# TASK BRIEF
Look below and pull out each line with the word "novembre".

# PROVIDED RECORDS
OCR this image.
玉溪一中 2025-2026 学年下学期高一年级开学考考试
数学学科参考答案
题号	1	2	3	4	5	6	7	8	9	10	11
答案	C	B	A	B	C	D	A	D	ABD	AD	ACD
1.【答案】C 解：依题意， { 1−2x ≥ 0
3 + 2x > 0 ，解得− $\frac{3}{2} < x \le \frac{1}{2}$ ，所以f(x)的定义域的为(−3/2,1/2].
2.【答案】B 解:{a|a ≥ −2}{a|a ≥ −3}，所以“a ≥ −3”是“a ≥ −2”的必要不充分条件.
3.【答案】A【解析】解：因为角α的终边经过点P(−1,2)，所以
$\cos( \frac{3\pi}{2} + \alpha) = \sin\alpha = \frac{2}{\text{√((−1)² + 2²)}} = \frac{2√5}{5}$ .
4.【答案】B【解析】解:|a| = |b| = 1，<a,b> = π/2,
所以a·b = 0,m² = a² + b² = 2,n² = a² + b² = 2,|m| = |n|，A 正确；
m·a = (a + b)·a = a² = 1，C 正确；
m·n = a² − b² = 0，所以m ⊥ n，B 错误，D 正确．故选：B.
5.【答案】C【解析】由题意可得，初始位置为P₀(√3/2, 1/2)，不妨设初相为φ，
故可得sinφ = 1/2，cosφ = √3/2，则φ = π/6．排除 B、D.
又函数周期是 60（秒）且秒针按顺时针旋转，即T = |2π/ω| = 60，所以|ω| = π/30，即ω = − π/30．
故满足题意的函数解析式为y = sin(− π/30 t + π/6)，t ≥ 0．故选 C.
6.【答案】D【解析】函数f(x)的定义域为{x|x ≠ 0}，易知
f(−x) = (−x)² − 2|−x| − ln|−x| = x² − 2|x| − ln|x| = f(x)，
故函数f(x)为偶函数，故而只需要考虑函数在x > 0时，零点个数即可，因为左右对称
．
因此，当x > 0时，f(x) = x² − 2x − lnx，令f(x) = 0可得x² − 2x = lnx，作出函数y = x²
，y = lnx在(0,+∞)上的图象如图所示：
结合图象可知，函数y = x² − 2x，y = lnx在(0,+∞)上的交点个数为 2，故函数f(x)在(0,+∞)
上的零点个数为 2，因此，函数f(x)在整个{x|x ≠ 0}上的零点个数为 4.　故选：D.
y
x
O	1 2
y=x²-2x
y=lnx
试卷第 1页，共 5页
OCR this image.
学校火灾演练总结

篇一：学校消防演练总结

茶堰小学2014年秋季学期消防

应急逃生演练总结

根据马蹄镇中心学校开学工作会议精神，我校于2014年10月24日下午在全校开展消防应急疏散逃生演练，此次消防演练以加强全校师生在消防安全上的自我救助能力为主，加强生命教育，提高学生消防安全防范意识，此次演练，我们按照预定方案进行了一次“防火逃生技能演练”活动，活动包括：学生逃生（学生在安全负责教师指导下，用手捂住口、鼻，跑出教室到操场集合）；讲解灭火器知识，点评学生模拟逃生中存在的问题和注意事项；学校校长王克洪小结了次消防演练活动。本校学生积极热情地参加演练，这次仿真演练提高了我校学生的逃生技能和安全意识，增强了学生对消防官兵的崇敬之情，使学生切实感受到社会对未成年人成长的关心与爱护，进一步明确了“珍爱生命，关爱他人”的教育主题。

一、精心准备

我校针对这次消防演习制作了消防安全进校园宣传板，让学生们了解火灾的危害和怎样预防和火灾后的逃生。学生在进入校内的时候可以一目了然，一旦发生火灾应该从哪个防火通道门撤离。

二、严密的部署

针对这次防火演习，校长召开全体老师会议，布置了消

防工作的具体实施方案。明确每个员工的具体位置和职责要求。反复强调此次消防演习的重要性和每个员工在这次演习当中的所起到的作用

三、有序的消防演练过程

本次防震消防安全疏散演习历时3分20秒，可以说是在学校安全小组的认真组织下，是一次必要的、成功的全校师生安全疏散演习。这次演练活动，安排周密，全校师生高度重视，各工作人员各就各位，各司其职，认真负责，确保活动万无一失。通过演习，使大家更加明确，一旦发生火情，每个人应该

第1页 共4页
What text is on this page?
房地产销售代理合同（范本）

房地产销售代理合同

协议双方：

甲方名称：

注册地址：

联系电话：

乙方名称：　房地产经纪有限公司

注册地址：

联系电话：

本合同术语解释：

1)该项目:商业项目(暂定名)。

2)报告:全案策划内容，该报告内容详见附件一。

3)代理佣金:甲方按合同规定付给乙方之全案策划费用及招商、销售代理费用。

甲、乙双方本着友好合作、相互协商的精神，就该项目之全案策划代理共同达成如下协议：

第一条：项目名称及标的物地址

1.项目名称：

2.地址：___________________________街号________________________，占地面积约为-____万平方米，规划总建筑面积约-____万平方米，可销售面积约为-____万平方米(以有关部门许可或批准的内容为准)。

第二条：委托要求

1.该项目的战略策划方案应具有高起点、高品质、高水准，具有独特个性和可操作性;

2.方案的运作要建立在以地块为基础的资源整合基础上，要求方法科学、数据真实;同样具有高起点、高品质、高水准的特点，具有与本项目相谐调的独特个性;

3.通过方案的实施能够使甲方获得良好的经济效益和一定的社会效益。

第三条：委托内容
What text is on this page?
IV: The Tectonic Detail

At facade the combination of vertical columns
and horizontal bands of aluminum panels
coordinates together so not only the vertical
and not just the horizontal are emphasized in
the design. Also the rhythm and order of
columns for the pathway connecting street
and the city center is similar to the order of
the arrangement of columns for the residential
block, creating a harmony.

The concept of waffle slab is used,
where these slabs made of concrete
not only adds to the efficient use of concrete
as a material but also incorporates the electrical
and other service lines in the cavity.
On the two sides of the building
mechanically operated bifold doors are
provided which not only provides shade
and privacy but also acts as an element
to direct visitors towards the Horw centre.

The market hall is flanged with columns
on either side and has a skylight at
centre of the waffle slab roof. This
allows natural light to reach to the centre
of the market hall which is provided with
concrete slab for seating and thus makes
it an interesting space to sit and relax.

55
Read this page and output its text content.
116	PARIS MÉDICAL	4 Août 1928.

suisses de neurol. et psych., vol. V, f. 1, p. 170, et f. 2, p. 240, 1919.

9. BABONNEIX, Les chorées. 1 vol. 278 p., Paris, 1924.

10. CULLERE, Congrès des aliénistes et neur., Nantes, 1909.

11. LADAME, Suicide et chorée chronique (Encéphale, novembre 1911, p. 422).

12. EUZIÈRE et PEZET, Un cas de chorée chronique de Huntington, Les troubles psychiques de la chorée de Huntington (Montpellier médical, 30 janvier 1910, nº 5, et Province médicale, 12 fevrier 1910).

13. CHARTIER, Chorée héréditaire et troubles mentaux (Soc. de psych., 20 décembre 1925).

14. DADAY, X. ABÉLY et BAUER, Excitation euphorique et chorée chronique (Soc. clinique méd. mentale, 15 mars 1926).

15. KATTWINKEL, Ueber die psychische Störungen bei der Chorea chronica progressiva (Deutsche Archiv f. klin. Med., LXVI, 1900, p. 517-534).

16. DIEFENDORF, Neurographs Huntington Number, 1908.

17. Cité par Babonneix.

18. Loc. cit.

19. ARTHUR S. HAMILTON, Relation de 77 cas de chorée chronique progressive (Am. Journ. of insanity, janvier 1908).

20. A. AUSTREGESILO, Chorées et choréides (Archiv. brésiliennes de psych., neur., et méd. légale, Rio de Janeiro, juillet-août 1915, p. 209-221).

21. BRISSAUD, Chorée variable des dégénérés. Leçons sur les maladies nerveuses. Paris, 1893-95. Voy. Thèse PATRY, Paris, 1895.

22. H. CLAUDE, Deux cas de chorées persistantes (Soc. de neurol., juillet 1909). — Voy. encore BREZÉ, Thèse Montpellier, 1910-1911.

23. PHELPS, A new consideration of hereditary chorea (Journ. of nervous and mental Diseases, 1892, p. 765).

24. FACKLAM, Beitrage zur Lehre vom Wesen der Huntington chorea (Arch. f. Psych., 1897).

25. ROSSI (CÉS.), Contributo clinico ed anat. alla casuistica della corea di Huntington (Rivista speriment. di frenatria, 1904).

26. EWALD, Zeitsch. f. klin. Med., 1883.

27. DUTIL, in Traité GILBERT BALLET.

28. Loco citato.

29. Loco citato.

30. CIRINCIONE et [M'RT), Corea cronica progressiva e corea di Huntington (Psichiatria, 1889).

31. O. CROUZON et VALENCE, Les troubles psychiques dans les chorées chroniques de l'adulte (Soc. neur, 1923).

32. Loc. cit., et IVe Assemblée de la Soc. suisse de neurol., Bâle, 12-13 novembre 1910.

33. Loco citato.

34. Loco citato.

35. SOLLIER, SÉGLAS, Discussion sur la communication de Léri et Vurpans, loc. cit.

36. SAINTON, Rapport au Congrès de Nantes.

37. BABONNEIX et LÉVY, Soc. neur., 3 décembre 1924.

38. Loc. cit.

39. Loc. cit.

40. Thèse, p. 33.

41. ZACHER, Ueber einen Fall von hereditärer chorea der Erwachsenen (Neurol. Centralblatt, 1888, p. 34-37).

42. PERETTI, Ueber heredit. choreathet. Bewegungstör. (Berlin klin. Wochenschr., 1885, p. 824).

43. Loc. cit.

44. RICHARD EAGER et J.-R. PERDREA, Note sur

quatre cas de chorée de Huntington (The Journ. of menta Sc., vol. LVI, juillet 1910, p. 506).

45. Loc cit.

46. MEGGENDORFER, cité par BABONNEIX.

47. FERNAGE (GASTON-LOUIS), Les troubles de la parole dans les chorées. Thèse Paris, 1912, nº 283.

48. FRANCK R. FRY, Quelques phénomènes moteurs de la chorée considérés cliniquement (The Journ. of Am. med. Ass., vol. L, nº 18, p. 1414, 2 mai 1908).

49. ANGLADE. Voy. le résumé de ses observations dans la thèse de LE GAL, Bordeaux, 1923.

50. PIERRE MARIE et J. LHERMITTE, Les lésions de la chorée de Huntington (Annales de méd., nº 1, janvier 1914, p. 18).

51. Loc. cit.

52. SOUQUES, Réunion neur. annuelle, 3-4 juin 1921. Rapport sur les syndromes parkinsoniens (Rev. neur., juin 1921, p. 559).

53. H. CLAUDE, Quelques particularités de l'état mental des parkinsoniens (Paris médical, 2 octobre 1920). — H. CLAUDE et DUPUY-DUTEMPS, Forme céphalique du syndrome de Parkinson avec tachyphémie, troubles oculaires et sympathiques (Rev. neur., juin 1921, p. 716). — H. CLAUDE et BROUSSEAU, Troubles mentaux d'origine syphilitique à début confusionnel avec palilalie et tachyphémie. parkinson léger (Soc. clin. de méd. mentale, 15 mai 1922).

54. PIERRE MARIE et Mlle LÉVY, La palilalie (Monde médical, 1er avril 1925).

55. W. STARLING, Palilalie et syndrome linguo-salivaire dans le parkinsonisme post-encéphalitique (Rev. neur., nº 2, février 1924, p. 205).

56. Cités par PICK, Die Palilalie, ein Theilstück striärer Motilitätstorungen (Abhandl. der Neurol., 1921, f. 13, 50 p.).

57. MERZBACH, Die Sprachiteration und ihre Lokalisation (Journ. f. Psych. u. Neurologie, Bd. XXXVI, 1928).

# WRITTEN ANSWER
11. LADAME, Suicide et chorée chronique (Encéphale, novembre 1911, p. 422).
32. Loc. cit., et IVe Assemblée de la Soc. suisse de neurol., Bâle, 12-13 novembre 1910.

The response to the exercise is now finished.